WORK TO COMPLETE
Without the pictures, set down every line of the data exactly.

## BEGIN DATA LINES

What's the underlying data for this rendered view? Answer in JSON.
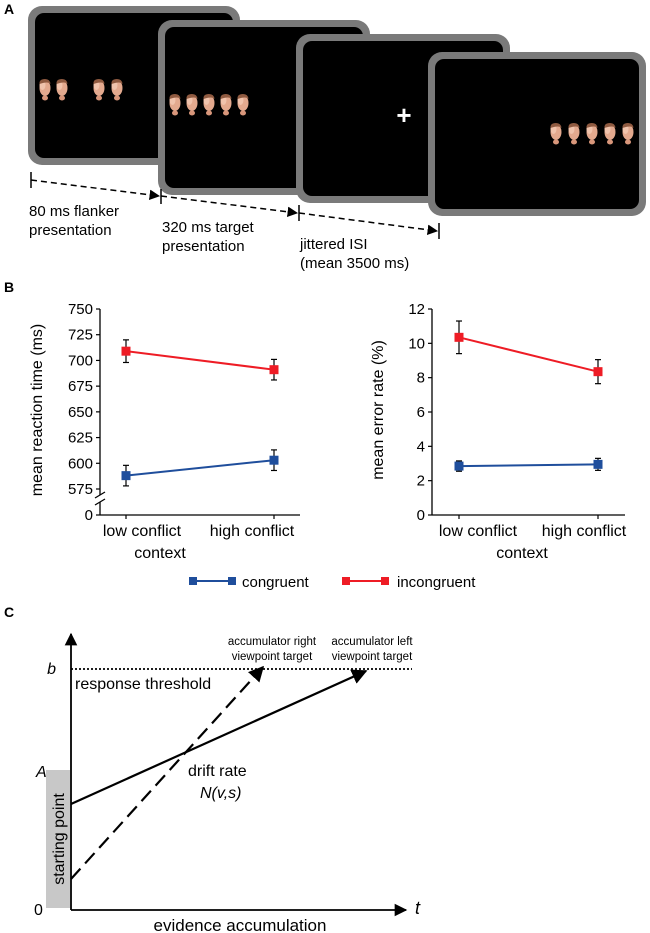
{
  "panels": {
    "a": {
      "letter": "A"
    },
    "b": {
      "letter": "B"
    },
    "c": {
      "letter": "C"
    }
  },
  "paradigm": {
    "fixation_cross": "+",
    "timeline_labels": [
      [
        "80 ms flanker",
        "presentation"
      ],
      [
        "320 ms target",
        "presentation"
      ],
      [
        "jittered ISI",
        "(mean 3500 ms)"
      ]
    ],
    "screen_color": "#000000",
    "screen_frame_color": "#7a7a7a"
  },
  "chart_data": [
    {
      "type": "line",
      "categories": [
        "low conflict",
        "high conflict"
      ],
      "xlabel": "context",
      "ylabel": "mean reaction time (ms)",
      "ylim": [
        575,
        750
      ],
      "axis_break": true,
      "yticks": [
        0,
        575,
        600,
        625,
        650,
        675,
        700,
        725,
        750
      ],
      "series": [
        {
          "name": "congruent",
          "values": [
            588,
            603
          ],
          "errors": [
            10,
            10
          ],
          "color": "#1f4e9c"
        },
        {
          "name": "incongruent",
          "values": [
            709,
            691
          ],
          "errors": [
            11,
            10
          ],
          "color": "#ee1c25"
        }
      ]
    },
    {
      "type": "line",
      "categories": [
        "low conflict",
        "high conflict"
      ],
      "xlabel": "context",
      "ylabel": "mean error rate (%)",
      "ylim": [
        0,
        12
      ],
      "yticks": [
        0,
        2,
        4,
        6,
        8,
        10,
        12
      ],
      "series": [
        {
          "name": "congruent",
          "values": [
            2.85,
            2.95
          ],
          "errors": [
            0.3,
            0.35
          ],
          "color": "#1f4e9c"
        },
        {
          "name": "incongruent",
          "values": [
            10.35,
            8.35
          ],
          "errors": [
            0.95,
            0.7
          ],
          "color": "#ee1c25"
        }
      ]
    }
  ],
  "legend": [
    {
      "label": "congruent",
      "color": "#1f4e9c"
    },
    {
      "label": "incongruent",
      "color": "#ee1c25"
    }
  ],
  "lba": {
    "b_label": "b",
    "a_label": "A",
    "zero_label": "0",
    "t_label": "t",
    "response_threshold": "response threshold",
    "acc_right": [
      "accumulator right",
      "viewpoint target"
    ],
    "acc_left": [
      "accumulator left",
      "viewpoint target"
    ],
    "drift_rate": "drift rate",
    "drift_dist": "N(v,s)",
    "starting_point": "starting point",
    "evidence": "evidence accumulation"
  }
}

## END DATA LINES

PROBLEM SOLUTION
What's the underlying data for this rendered view? Answer in JSON.
{
  "panels": {
    "a": {
      "letter": "A"
    },
    "b": {
      "letter": "B"
    },
    "c": {
      "letter": "C"
    }
  },
  "paradigm": {
    "fixation_cross": "+",
    "timeline_labels": [
      [
        "80 ms flanker",
        "presentation"
      ],
      [
        "320 ms target",
        "presentation"
      ],
      [
        "jittered ISI",
        "(mean 3500 ms)"
      ]
    ],
    "screen_color": "#000000",
    "screen_frame_color": "#7a7a7a"
  },
  "chart_data": [
    {
      "type": "line",
      "categories": [
        "low conflict",
        "high conflict"
      ],
      "xlabel": "context",
      "ylabel": "mean reaction time (ms)",
      "ylim": [
        575,
        750
      ],
      "axis_break": true,
      "yticks": [
        0,
        575,
        600,
        625,
        650,
        675,
        700,
        725,
        750
      ],
      "series": [
        {
          "name": "congruent",
          "values": [
            588,
            603
          ],
          "errors": [
            10,
            10
          ],
          "color": "#1f4e9c"
        },
        {
          "name": "incongruent",
          "values": [
            709,
            691
          ],
          "errors": [
            11,
            10
          ],
          "color": "#ee1c25"
        }
      ]
    },
    {
      "type": "line",
      "categories": [
        "low conflict",
        "high conflict"
      ],
      "xlabel": "context",
      "ylabel": "mean error rate (%)",
      "ylim": [
        0,
        12
      ],
      "yticks": [
        0,
        2,
        4,
        6,
        8,
        10,
        12
      ],
      "series": [
        {
          "name": "congruent",
          "values": [
            2.85,
            2.95
          ],
          "errors": [
            0.3,
            0.35
          ],
          "color": "#1f4e9c"
        },
        {
          "name": "incongruent",
          "values": [
            10.35,
            8.35
          ],
          "errors": [
            0.95,
            0.7
          ],
          "color": "#ee1c25"
        }
      ]
    }
  ],
  "legend": [
    {
      "label": "congruent",
      "color": "#1f4e9c"
    },
    {
      "label": "incongruent",
      "color": "#ee1c25"
    }
  ],
  "lba": {
    "b_label": "b",
    "a_label": "A",
    "zero_label": "0",
    "t_label": "t",
    "response_threshold": "response threshold",
    "acc_right": [
      "accumulator right",
      "viewpoint target"
    ],
    "acc_left": [
      "accumulator left",
      "viewpoint target"
    ],
    "drift_rate": "drift rate",
    "drift_dist": "N(v,s)",
    "starting_point": "starting point",
    "evidence": "evidence accumulation"
  }
}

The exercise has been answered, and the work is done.